■ **WHAT IS EXPECTED**
Output all records precisely as written.

■ **DATA EXCERPTS**
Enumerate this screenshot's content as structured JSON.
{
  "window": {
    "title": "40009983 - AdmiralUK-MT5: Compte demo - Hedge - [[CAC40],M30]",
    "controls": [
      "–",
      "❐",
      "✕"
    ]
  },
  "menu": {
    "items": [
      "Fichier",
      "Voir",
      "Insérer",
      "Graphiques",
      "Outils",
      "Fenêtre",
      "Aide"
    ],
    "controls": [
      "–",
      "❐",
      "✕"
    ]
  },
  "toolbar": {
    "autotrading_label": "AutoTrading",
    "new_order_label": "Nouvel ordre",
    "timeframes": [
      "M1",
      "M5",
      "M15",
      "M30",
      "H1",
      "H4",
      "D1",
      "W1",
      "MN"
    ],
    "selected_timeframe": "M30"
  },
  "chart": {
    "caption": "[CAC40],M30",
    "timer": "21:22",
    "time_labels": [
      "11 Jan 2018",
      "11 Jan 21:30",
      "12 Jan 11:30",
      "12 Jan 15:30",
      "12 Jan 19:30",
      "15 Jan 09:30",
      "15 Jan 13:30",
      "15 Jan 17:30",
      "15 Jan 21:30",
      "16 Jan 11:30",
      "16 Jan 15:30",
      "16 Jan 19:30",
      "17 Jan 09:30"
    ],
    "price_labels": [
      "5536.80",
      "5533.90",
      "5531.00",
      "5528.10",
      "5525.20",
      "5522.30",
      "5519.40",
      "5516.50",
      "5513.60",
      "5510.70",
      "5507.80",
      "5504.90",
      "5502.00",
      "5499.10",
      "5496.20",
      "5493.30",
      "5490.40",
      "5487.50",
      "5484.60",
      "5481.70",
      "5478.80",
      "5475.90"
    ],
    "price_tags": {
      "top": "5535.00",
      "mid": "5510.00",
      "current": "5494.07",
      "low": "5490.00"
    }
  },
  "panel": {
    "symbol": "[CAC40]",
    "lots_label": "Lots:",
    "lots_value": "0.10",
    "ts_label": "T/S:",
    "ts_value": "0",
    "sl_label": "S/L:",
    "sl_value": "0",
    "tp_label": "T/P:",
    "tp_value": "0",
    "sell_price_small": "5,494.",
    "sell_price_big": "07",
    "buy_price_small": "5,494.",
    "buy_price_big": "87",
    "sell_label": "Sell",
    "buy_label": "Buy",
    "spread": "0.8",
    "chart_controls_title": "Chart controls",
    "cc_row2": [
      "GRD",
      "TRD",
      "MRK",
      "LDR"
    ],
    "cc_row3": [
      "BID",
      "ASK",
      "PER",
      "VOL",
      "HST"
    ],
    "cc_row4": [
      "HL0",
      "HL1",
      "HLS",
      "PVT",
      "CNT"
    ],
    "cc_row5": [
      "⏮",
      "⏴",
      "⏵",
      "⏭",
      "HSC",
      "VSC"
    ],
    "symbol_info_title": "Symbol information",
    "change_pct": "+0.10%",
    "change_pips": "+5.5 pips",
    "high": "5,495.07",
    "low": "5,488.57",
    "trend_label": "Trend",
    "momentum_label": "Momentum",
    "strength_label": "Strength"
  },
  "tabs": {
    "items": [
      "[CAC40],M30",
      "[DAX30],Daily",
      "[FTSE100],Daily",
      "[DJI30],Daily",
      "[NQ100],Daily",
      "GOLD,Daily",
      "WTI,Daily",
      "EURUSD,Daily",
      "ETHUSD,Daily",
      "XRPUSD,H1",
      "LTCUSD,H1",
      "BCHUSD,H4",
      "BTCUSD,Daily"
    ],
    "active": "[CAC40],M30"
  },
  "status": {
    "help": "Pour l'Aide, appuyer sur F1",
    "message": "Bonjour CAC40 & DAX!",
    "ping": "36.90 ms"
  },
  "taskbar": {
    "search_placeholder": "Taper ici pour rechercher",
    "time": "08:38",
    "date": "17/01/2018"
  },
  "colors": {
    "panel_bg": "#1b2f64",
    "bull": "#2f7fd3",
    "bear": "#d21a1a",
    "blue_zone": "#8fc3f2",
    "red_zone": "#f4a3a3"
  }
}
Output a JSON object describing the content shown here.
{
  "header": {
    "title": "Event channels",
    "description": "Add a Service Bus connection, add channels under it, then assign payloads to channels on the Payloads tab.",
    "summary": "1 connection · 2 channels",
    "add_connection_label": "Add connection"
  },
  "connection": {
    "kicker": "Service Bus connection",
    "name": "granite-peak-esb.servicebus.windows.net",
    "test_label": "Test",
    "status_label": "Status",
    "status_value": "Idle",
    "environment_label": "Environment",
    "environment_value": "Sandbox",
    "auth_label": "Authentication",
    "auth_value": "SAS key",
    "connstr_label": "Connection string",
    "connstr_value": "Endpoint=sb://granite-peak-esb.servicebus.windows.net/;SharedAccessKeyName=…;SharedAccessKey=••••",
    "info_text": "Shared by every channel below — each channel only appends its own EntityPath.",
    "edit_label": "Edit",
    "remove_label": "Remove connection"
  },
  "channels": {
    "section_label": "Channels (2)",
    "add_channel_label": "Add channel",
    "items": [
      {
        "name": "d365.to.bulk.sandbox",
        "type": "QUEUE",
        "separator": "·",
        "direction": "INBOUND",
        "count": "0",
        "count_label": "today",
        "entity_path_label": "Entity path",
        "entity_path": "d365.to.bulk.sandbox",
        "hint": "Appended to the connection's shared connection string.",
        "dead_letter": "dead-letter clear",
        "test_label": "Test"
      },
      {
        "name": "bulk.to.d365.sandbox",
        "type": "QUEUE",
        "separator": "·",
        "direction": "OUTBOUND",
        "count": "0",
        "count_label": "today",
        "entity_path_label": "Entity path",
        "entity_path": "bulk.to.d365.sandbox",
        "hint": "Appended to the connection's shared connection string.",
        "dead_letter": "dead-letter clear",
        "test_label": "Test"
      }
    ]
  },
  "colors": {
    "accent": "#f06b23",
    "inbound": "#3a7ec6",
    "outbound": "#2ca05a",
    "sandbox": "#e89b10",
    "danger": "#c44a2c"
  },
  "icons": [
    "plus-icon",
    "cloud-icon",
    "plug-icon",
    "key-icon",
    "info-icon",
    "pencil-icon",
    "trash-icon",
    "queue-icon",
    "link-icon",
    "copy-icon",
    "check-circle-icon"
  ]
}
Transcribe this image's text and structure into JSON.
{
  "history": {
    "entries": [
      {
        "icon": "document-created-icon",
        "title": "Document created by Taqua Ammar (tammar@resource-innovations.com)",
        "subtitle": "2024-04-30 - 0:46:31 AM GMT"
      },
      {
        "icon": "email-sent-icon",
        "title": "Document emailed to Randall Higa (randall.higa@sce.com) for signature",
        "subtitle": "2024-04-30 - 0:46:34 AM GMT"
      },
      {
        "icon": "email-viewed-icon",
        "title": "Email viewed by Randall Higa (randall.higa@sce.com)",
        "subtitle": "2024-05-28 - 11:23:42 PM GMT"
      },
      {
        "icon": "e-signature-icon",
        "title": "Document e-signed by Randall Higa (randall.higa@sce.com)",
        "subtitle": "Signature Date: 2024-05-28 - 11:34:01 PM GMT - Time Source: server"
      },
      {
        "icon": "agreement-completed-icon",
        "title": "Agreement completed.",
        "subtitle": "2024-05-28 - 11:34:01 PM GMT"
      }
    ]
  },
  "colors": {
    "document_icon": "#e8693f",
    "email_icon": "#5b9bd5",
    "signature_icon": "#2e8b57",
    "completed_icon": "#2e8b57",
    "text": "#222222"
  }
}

■ **RIGHT ANSWER**
Enumerate this screenshot's content as structured JSON.
{
  "window": {
    "title": "40009983 - AdmiralUK-MT5: Compte demo - Hedge - [[CAC40],M30]",
    "controls": [
      "–",
      "❐",
      "✕"
    ]
  },
  "menu": {
    "items": [
      "Fichier",
      "Voir",
      "Insérer",
      "Graphiques",
      "Outils",
      "Fenêtre",
      "Aide"
    ],
    "controls": [
      "–",
      "❐",
      "✕"
    ]
  },
  "toolbar": {
    "autotrading_label": "AutoTrading",
    "new_order_label": "Nouvel ordre",
    "timeframes": [
      "M1",
      "M5",
      "M15",
      "M30",
      "H1",
      "H4",
      "D1",
      "W1",
      "MN"
    ],
    "selected_timeframe": "M30"
  },
  "chart": {
    "caption": "[CAC40],M30",
    "timer": "21:22",
    "time_labels": [
      "11 Jan 2018",
      "11 Jan 21:30",
      "12 Jan 11:30",
      "12 Jan 15:30",
      "12 Jan 19:30",
      "15 Jan 09:30",
      "15 Jan 13:30",
      "15 Jan 17:30",
      "15 Jan 21:30",
      "16 Jan 11:30",
      "16 Jan 15:30",
      "16 Jan 19:30",
      "17 Jan 09:30"
    ],
    "price_labels": [
      "5536.80",
      "5533.90",
      "5531.00",
      "5528.10",
      "5525.20",
      "5522.30",
      "5519.40",
      "5516.50",
      "5513.60",
      "5510.70",
      "5507.80",
      "5504.90",
      "5502.00",
      "5499.10",
      "5496.20",
      "5493.30",
      "5490.40",
      "5487.50",
      "5484.60",
      "5481.70",
      "5478.80",
      "5475.90"
    ],
    "price_tags": {
      "top": "5535.00",
      "mid": "5510.00",
      "current": "5494.07",
      "low": "5490.00"
    }
  },
  "panel": {
    "symbol": "[CAC40]",
    "lots_label": "Lots:",
    "lots_value": "0.10",
    "ts_label": "T/S:",
    "ts_value": "0",
    "sl_label": "S/L:",
    "sl_value": "0",
    "tp_label": "T/P:",
    "tp_value": "0",
    "sell_price_small": "5,494.",
    "sell_price_big": "07",
    "buy_price_small": "5,494.",
    "buy_price_big": "87",
    "sell_label": "Sell",
    "buy_label": "Buy",
    "spread": "0.8",
    "chart_controls_title": "Chart controls",
    "cc_row2": [
      "GRD",
      "TRD",
      "MRK",
      "LDR"
    ],
    "cc_row3": [
      "BID",
      "ASK",
      "PER",
      "VOL",
      "HST"
    ],
    "cc_row4": [
      "HL0",
      "HL1",
      "HLS",
      "PVT",
      "CNT"
    ],
    "cc_row5": [
      "⏮",
      "⏴",
      "⏵",
      "⏭",
      "HSC",
      "VSC"
    ],
    "symbol_info_title": "Symbol information",
    "change_pct": "+0.10%",
    "change_pips": "+5.5 pips",
    "high": "5,495.07",
    "low": "5,488.57",
    "trend_label": "Trend",
    "momentum_label": "Momentum",
    "strength_label": "Strength"
  },
  "tabs": {
    "items": [
      "[CAC40],M30",
      "[DAX30],Daily",
      "[FTSE100],Daily",
      "[DJI30],Daily",
      "[NQ100],Daily",
      "GOLD,Daily",
      "WTI,Daily",
      "EURUSD,Daily",
      "ETHUSD,Daily",
      "XRPUSD,H1",
      "LTCUSD,H1",
      "BCHUSD,H4",
      "BTCUSD,Daily"
    ],
    "active": "[CAC40],M30"
  },
  "status": {
    "help": "Pour l'Aide, appuyer sur F1",
    "message": "Bonjour CAC40 & DAX!",
    "ping": "36.90 ms"
  },
  "taskbar": {
    "search_placeholder": "Taper ici pour rechercher",
    "time": "08:38",
    "date": "17/01/2018"
  },
  "colors": {
    "panel_bg": "#1b2f64",
    "bull": "#2f7fd3",
    "bear": "#d21a1a",
    "blue_zone": "#8fc3f2",
    "red_zone": "#f4a3a3"
  }
}
Output a JSON object describing the content shown here.
{
  "header": {
    "title": "Event channels",
    "description": "Add a Service Bus connection, add channels under it, then assign payloads to channels on the Payloads tab.",
    "summary": "1 connection · 2 channels",
    "add_connection_label": "Add connection"
  },
  "connection": {
    "kicker": "Service Bus connection",
    "name": "granite-peak-esb.servicebus.windows.net",
    "test_label": "Test",
    "status_label": "Status",
    "status_value": "Idle",
    "environment_label": "Environment",
    "environment_value": "Sandbox",
    "auth_label": "Authentication",
    "auth_value": "SAS key",
    "connstr_label": "Connection string",
    "connstr_value": "Endpoint=sb://granite-peak-esb.servicebus.windows.net/;SharedAccessKeyName=…;SharedAccessKey=••••",
    "info_text": "Shared by every channel below — each channel only appends its own EntityPath.",
    "edit_label": "Edit",
    "remove_label": "Remove connection"
  },
  "channels": {
    "section_label": "Channels (2)",
    "add_channel_label": "Add channel",
    "items": [
      {
        "name": "d365.to.bulk.sandbox",
        "type": "QUEUE",
        "separator": "·",
        "direction": "INBOUND",
        "count": "0",
        "count_label": "today",
        "entity_path_label": "Entity path",
        "entity_path": "d365.to.bulk.sandbox",
        "hint": "Appended to the connection's shared connection string.",
        "dead_letter": "dead-letter clear",
        "test_label": "Test"
      },
      {
        "name": "bulk.to.d365.sandbox",
        "type": "QUEUE",
        "separator": "·",
        "direction": "OUTBOUND",
        "count": "0",
        "count_label": "today",
        "entity_path_label": "Entity path",
        "entity_path": "bulk.to.d365.sandbox",
        "hint": "Appended to the connection's shared connection string.",
        "dead_letter": "dead-letter clear",
        "test_label": "Test"
      }
    ]
  },
  "colors": {
    "accent": "#f06b23",
    "inbound": "#3a7ec6",
    "outbound": "#2ca05a",
    "sandbox": "#e89b10",
    "danger": "#c44a2c"
  },
  "icons": [
    "plus-icon",
    "cloud-icon",
    "plug-icon",
    "key-icon",
    "info-icon",
    "pencil-icon",
    "trash-icon",
    "queue-icon",
    "link-icon",
    "copy-icon",
    "check-circle-icon"
  ]
}
Transcribe this image's text and structure into JSON.
{
  "history": {
    "entries": [
      {
        "icon": "document-created-icon",
        "title": "Document created by Taqua Ammar (tammar@resource-innovations.com)",
        "subtitle": "2024-04-30 - 0:46:31 AM GMT"
      },
      {
        "icon": "email-sent-icon",
        "title": "Document emailed to Randall Higa (randall.higa@sce.com) for signature",
        "subtitle": "2024-04-30 - 0:46:34 AM GMT"
      },
      {
        "icon": "email-viewed-icon",
        "title": "Email viewed by Randall Higa (randall.higa@sce.com)",
        "subtitle": "2024-05-28 - 11:23:42 PM GMT"
      },
      {
        "icon": "e-signature-icon",
        "title": "Document e-signed by Randall Higa (randall.higa@sce.com)",
        "subtitle": "Signature Date: 2024-05-28 - 11:34:01 PM GMT - Time Source: server"
      },
      {
        "icon": "agreement-completed-icon",
        "title": "Agreement completed.",
        "subtitle": "2024-05-28 - 11:34:01 PM GMT"
      }
    ]
  },
  "colors": {
    "document_icon": "#e8693f",
    "email_icon": "#5b9bd5",
    "signature_icon": "#2e8b57",
    "completed_icon": "#2e8b57",
    "text": "#222222"
  }
}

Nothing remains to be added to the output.